--- Выбранный текст ---
Сущность всякого жизнеспособного новаторства в том и заключается, что его подлинные достижения входят, наряду с общепризнанной классикой, в золотой фонд литературы и становятся для будущих поколений мерилом высокого в искусстве. И для нас бодлеровский стиль, идущий от острого и живого ощущения действительности, гораздо ближе к классике, чем к модерну.
Нет, не так: нельзя быть «ближе к классике, чем к модерну», ибо вчерашний модернизм и есть сегодняшняя классика!
Кстати, Т. Готье во многом предвосхитил грядущую оценку творчества Бодлера не только в отношении поэтического стиля. «Без сомнения, – писал он, – Бодлер в эту книгу, посвященную изображению современной испорченности и развращенности, занес немало отвратительных картин, где обнаженный порок валяется в грязи, во всем безобразии своего позора. Но поэт говорит о нем с величайшим отвращением, с презрительным негодованием, непрестанно обращаясь к идеалу, что часто отсутствует у сатириков-бытописателей; поэт неизгладимо клеймит каленым железом все эти нездоровые тела, натертые мазями и свинцовыми белилами. Нигде жажда девственно-чистого воздуха, непорочной белизны гималайских снегов, безоблачной лазури, неугасимого света не проявляется с бóльшим пылом, чем в этих произведениях, на которые наложили клеймо безнравственности, словно бичевание порока – это сам порок и как будто сам делается отравителем тот, кто описал лабораторию ядов, которой славился дом Борджиа».
--- Фрагменты записей ---
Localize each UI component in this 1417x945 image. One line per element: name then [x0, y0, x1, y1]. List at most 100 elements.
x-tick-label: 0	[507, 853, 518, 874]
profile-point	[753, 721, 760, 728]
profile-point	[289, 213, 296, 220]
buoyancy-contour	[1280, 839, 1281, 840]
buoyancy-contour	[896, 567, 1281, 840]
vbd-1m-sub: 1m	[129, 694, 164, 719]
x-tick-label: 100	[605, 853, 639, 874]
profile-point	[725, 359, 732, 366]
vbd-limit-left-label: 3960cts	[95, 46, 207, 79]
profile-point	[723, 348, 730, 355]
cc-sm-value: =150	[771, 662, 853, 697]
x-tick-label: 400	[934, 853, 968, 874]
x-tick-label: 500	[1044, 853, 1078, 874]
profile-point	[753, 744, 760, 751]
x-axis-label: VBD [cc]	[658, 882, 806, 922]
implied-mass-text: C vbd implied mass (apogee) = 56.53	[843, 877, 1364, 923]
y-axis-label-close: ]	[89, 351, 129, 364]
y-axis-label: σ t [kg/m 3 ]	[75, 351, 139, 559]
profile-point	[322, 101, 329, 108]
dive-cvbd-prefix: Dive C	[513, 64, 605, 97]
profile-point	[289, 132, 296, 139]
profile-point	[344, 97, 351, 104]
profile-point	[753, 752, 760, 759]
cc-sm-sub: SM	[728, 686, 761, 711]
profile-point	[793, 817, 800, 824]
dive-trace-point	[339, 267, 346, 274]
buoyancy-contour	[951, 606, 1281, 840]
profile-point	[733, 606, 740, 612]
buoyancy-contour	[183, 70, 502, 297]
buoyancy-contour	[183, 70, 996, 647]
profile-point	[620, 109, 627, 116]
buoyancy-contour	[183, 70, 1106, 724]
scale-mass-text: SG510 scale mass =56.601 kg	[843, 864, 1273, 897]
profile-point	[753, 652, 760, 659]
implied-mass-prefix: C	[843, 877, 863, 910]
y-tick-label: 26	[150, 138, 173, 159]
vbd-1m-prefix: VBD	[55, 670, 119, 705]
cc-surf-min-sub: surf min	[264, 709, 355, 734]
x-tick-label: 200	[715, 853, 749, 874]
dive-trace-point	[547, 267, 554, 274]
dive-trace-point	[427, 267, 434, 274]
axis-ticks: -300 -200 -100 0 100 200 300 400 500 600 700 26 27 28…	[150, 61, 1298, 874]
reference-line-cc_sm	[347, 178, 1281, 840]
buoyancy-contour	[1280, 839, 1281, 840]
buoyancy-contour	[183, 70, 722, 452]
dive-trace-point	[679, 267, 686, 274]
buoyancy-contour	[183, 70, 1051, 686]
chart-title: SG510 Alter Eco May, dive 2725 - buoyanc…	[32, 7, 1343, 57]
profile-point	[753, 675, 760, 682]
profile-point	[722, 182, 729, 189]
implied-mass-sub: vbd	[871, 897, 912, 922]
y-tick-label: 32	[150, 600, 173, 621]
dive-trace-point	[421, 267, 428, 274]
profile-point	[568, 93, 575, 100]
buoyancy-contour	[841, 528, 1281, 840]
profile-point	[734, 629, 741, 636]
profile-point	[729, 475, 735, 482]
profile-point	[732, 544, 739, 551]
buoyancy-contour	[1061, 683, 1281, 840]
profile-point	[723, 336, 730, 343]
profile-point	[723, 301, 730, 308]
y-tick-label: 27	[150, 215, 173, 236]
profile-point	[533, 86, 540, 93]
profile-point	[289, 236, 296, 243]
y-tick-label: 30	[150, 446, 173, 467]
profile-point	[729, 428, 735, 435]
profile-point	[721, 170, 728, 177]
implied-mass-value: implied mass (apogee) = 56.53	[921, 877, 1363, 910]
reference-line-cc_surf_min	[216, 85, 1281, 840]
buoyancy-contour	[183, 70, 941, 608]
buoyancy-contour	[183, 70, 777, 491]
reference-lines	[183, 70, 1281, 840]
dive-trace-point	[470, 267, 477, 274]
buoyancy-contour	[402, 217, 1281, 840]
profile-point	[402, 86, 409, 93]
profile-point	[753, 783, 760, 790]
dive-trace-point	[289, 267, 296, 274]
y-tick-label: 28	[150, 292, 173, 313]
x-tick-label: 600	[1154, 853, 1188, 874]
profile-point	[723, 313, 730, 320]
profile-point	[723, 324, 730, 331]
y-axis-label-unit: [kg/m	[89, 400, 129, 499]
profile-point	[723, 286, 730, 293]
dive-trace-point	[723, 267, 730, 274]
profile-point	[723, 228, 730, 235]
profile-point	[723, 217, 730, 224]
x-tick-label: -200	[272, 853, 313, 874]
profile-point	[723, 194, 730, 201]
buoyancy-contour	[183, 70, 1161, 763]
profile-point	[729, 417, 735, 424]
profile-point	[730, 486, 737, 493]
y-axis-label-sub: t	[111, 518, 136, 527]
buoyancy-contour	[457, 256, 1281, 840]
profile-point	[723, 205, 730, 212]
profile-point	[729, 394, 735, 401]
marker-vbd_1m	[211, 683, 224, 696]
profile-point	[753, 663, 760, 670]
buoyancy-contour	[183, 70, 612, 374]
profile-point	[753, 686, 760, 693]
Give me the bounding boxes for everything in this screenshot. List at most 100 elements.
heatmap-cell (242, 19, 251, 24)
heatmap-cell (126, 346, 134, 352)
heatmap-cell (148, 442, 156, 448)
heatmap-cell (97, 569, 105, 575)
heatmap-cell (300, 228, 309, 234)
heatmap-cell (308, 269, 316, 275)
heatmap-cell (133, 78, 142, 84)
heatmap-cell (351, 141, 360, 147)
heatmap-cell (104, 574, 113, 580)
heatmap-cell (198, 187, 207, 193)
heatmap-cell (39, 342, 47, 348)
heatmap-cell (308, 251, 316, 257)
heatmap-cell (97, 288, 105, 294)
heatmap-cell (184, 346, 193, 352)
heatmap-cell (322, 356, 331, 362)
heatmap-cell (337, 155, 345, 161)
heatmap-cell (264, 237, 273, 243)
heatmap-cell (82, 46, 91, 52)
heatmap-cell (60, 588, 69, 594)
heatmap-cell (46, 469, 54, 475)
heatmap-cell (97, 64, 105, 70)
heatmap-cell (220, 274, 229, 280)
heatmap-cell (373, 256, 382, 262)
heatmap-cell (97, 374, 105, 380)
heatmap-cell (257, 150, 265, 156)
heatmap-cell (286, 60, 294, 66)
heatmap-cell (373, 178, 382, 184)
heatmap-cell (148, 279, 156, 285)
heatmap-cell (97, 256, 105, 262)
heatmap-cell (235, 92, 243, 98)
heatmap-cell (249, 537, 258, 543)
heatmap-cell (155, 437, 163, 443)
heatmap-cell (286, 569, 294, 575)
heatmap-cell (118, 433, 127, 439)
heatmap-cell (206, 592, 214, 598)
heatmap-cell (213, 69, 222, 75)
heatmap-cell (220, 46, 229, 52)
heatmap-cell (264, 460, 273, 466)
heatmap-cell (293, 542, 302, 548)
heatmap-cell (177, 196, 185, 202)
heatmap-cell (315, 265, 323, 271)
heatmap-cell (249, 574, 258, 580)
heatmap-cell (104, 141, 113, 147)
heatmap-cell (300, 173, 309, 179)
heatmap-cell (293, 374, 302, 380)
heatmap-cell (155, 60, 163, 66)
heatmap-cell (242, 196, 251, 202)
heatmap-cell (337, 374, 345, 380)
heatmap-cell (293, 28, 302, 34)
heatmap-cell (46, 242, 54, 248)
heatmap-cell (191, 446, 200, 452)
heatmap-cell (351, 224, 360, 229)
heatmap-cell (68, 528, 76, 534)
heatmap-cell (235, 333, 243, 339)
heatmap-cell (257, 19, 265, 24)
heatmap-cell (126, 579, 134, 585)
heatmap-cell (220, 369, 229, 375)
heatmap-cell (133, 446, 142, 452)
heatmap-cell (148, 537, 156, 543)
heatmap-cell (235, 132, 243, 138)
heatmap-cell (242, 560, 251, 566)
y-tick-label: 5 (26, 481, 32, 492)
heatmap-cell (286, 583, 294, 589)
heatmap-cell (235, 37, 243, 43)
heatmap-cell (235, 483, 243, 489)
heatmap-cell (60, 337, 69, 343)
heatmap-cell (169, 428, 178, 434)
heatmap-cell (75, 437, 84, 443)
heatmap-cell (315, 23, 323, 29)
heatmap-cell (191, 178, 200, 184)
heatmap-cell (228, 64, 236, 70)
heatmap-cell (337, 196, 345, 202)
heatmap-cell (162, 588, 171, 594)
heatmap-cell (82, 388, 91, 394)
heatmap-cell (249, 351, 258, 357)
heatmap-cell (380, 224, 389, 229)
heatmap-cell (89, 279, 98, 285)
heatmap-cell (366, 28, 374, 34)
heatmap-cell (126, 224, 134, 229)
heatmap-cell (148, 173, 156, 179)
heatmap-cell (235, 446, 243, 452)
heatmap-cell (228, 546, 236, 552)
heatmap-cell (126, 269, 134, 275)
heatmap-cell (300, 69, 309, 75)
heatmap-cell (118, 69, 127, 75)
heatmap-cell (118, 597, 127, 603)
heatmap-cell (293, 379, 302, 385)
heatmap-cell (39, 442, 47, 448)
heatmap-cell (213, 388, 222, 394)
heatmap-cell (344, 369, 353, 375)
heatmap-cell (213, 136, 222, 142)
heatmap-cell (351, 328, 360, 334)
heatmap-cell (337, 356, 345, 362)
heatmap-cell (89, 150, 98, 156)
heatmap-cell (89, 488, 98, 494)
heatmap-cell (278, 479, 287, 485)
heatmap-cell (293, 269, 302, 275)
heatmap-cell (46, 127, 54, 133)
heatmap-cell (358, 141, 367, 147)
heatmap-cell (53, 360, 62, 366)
---
### Ваше задание
Воспроизведите дословно отрывок из текста о Бодлере, начиная со слов «Сущность всякого жизнеспособного» и далее вплоть до слов «чем к модерну.» включительно.

### Решение задания
Сущность всякого жизнеспособного новаторства в том и заключается, что его подлинные достижения входят, наряду с общепризнанной классикой, в золотой фонд литературы и становятся для будущих поколений мерилом высокого в искусстве. И для нас бодлеровский стиль, идущий от острого и живого ощущения действительности, гораздо ближе к классике, чем к модерну.